Extract from the listing each line in which the word "time" appears.
*****
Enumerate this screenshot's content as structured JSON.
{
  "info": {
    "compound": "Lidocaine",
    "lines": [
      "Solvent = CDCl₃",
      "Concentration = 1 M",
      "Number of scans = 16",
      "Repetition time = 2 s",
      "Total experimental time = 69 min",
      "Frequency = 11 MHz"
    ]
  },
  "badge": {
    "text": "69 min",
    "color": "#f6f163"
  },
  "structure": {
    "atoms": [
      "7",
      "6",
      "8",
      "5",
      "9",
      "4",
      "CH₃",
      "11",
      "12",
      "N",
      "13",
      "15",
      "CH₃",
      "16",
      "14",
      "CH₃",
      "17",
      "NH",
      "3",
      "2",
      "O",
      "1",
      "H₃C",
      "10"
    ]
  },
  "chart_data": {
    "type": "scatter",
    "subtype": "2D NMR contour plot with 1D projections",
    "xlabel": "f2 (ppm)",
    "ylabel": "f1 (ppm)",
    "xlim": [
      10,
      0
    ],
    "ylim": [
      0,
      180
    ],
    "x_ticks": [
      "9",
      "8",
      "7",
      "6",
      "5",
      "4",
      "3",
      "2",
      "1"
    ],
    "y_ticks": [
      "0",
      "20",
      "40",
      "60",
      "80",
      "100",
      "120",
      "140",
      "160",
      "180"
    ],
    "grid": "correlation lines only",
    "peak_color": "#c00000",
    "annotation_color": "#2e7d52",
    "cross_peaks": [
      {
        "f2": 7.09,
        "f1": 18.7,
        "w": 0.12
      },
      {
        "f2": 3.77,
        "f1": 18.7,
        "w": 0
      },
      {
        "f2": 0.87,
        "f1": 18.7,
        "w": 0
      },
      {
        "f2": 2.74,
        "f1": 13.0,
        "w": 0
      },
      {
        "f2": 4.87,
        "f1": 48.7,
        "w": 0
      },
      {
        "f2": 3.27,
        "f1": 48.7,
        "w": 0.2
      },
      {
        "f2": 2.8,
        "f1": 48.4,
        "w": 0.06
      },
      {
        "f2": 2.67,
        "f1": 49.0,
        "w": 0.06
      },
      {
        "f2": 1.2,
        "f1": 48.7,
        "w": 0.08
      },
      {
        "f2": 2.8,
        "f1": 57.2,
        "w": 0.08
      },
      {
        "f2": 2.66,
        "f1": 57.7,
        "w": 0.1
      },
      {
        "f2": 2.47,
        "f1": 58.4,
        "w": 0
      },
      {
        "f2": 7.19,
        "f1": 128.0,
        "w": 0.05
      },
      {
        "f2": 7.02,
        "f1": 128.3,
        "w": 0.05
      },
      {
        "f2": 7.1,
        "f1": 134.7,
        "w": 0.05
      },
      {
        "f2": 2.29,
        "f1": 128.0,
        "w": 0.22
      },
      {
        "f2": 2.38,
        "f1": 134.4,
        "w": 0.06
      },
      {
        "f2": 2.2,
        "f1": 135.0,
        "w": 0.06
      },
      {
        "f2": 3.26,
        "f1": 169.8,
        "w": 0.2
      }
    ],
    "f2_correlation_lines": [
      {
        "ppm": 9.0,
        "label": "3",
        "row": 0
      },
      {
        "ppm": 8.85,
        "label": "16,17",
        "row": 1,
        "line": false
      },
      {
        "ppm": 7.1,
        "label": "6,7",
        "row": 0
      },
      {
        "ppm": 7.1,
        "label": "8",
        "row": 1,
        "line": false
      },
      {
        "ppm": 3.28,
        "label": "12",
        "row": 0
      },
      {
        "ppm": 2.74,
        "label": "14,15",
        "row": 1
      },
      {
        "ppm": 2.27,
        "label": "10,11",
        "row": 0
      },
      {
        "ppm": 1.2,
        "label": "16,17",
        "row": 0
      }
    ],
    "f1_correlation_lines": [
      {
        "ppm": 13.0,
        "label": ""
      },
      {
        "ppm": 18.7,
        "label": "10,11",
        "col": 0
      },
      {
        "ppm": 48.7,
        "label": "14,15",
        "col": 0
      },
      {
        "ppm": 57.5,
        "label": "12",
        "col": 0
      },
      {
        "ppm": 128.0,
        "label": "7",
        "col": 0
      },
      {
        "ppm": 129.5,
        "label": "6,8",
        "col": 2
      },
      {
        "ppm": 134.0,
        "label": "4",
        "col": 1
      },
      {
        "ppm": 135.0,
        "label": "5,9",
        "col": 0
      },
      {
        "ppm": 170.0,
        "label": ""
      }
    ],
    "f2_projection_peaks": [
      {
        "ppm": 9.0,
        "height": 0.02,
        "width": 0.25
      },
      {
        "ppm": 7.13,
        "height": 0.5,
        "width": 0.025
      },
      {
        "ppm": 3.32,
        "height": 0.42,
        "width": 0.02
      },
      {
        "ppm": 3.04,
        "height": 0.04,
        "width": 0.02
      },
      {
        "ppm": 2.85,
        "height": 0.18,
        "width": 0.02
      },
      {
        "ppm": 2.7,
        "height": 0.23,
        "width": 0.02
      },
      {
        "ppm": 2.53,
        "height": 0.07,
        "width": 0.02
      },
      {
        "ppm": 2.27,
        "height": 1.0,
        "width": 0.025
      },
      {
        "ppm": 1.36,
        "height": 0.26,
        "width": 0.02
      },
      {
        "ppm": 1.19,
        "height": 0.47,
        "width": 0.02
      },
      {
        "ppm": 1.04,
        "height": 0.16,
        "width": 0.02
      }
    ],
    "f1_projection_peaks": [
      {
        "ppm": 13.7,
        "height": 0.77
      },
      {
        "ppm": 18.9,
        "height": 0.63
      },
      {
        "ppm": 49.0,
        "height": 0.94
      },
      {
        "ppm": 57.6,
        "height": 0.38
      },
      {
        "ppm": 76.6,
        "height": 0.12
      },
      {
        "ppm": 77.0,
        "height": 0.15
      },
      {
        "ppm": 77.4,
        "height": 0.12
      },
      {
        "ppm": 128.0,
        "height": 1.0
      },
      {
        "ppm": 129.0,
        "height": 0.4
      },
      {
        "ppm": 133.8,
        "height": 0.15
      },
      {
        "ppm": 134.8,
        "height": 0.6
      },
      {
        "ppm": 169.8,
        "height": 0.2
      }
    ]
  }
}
*****
-- EXERCISE SOLUTION --
      "Repetition time = 2 s",
      "Total experimental time = 69 min",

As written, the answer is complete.